» INSTRUCTION: Where a line contains the string "сфере", copy that line.

>> BEGIN LISTING

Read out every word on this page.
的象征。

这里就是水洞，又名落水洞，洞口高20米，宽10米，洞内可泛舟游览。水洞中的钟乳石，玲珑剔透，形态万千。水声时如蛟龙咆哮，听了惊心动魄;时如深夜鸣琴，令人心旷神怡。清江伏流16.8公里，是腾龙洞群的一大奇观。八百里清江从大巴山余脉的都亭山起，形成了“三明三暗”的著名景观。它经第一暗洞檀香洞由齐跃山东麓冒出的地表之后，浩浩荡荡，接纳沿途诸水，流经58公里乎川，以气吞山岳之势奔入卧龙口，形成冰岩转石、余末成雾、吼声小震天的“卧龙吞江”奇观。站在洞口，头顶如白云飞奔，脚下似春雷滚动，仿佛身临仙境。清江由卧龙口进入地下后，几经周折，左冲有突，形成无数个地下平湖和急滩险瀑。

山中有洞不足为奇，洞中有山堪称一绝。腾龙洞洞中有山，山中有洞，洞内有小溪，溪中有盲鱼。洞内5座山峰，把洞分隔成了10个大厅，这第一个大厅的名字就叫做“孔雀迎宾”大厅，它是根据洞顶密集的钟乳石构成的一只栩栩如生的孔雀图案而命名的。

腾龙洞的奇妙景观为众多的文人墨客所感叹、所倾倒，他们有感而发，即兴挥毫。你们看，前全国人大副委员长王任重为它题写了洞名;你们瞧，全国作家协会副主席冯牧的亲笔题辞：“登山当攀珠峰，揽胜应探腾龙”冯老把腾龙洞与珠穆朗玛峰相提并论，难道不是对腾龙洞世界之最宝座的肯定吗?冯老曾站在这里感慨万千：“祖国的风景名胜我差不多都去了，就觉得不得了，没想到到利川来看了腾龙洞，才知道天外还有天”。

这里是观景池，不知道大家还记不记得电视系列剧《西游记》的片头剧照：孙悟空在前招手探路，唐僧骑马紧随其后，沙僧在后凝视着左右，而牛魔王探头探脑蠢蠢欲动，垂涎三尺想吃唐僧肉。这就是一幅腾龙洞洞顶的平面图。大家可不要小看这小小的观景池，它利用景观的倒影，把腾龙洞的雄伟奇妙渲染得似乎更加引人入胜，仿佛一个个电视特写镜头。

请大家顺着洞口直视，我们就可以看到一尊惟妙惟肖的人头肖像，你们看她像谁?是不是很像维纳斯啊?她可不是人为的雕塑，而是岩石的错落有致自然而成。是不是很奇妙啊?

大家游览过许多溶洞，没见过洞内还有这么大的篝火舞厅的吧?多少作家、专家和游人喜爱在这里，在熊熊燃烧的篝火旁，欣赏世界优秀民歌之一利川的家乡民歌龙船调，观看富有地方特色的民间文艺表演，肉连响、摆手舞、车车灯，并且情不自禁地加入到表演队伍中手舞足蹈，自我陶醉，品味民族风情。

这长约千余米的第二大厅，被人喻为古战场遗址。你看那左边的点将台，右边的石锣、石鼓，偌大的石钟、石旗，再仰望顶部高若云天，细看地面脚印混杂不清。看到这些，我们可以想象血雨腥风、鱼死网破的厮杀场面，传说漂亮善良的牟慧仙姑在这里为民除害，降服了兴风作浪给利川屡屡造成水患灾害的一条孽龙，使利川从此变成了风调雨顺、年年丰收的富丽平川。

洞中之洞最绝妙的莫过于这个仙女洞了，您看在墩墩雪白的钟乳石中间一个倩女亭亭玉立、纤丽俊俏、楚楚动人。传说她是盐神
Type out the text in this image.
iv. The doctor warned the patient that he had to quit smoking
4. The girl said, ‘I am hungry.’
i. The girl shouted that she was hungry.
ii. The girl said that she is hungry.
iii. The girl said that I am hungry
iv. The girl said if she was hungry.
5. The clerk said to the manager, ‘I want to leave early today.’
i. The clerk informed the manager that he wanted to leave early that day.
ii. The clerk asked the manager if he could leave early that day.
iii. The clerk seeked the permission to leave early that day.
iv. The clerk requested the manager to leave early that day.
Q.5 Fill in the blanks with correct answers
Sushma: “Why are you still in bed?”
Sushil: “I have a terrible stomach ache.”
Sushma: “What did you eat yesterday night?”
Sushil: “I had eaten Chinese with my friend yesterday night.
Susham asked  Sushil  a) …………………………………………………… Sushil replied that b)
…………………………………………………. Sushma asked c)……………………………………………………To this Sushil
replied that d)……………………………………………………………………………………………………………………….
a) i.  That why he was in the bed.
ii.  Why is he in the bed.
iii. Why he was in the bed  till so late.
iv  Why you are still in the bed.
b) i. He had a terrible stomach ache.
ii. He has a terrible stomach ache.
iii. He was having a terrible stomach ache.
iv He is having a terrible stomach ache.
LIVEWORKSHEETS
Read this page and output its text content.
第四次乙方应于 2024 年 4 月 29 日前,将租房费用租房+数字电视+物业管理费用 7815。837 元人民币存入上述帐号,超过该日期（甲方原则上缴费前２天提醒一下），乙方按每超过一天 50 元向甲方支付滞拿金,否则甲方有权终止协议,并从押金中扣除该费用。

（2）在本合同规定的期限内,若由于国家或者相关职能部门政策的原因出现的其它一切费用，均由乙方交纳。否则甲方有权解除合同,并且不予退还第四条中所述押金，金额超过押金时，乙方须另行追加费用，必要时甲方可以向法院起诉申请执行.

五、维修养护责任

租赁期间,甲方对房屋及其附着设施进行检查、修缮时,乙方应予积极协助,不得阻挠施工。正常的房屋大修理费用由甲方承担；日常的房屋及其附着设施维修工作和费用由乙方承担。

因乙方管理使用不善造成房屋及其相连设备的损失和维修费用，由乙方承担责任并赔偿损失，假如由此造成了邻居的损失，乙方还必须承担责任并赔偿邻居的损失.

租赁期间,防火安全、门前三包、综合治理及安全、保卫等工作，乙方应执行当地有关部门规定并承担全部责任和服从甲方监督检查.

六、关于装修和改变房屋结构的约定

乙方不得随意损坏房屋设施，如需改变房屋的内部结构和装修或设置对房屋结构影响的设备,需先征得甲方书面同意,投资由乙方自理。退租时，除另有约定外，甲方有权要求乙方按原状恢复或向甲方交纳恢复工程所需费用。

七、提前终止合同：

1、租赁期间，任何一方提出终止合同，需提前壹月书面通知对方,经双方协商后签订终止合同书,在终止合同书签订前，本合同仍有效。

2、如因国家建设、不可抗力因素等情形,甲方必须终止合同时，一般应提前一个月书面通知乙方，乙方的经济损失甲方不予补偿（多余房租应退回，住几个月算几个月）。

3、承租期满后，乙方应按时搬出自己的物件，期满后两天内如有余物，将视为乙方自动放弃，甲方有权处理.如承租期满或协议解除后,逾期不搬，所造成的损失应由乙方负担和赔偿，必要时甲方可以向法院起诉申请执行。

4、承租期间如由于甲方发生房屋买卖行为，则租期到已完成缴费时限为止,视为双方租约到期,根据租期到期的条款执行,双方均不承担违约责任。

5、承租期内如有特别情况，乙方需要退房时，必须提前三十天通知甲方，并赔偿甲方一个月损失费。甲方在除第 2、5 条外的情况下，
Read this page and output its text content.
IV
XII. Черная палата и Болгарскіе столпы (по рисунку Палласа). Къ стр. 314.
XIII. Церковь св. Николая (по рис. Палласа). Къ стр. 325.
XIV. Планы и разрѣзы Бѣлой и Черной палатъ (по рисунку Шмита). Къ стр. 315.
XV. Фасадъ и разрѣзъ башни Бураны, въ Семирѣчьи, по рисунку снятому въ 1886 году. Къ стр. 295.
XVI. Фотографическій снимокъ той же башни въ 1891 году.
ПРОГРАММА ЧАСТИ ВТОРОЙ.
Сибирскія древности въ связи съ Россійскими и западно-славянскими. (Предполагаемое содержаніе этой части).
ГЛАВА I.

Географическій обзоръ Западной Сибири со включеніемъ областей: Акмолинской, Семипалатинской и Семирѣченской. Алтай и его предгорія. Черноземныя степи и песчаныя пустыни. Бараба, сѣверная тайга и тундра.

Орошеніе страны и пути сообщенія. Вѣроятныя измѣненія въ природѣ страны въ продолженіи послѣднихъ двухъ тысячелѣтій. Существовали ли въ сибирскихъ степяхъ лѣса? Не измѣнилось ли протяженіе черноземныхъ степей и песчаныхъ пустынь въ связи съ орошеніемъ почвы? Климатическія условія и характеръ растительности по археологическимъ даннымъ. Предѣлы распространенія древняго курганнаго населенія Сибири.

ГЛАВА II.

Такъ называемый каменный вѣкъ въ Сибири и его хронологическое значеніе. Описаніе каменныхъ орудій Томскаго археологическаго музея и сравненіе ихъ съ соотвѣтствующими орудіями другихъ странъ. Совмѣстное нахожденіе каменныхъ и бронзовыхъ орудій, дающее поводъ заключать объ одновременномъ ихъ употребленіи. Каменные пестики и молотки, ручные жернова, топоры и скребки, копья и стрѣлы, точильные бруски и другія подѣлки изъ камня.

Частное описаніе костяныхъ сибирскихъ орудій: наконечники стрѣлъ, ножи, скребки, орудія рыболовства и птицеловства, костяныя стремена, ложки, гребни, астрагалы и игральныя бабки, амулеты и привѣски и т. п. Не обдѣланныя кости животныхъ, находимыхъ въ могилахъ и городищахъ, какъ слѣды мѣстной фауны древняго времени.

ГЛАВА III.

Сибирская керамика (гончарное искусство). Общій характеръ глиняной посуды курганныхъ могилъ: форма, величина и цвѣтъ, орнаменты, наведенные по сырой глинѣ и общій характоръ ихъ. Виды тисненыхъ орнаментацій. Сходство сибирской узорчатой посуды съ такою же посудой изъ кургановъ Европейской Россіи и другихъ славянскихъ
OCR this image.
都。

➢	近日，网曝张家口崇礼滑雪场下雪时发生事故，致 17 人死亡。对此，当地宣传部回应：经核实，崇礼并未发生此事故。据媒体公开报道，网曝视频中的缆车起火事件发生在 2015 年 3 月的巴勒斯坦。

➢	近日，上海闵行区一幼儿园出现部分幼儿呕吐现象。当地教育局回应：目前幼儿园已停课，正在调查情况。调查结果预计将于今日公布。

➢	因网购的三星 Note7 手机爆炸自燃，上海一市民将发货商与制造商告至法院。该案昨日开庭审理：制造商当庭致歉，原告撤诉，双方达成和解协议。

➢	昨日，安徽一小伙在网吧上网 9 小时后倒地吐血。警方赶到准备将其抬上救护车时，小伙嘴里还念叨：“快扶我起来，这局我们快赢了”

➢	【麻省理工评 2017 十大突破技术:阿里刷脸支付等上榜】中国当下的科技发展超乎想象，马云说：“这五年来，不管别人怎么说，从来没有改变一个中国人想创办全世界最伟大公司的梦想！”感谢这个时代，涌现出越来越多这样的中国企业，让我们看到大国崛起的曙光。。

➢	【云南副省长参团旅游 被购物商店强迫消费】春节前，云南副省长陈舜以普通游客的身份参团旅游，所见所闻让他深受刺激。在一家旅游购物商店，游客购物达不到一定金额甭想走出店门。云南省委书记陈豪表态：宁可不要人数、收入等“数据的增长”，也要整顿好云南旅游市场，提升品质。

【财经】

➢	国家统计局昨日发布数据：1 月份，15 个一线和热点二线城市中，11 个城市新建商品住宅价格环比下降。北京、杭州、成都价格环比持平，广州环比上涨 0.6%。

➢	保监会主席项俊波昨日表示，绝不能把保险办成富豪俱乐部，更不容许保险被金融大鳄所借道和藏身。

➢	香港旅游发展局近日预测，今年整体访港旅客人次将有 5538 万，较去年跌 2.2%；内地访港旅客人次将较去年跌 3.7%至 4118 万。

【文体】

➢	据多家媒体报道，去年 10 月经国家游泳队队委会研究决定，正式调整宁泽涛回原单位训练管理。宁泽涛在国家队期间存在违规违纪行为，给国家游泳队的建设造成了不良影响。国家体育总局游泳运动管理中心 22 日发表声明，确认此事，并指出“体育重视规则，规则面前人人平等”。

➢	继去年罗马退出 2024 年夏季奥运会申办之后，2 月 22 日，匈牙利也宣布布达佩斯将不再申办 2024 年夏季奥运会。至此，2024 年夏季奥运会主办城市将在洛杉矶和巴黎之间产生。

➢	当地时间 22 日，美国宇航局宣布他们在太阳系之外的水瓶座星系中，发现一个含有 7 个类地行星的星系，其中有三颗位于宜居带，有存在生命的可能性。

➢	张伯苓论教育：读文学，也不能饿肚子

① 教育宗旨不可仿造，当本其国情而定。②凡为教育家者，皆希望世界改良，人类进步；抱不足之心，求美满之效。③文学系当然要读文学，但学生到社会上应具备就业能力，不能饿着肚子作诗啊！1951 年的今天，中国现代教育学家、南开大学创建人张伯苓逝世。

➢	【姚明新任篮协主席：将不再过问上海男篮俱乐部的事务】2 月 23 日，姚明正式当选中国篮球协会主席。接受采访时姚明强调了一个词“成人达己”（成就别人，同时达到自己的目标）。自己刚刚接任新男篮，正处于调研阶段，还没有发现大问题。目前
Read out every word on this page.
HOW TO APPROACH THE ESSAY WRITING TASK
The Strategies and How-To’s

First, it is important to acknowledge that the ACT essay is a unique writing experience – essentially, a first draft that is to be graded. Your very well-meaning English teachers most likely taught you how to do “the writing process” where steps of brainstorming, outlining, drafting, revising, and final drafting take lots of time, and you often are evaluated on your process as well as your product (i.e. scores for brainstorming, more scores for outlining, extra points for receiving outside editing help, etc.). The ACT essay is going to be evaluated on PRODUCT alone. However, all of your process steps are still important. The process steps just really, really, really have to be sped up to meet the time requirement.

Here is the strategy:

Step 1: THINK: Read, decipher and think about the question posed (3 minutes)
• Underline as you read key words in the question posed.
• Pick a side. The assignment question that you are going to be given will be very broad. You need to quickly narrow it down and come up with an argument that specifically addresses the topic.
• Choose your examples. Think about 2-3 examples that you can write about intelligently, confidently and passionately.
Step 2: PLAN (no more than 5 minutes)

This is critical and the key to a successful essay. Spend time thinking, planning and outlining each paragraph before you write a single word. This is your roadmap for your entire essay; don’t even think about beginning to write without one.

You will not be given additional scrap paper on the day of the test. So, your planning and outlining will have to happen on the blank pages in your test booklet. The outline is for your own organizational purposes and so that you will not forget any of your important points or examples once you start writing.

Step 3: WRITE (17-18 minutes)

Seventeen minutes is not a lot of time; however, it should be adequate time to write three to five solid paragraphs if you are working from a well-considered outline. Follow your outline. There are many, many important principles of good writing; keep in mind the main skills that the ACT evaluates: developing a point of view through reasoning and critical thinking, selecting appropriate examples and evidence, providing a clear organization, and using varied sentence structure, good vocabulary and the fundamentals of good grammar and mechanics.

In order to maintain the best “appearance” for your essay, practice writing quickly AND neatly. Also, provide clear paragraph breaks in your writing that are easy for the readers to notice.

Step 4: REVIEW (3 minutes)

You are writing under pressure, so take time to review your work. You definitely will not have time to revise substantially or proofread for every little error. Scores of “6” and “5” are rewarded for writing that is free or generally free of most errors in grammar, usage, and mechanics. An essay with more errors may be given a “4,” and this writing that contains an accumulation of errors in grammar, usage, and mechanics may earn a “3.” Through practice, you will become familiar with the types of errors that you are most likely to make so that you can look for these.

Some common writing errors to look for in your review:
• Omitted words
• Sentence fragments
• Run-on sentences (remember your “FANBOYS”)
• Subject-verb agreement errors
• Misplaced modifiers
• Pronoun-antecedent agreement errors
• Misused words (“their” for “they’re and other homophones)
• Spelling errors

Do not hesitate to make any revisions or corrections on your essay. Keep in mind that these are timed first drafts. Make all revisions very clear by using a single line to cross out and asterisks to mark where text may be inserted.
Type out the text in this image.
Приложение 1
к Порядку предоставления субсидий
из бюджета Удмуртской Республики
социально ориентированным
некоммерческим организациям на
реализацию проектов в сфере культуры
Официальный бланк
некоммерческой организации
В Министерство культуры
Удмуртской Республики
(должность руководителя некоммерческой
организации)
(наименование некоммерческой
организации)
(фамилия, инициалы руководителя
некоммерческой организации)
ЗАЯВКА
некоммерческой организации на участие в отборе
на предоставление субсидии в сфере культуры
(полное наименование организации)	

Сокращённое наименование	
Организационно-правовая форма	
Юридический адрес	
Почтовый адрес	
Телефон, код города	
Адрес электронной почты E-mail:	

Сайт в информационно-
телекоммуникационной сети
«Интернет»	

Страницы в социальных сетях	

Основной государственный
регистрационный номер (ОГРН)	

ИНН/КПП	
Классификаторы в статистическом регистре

>> END LISTING

» WRITTEN SOLUTION:
реализацию проектов в сфере культуры
на предоставление субсидии в сфере культуры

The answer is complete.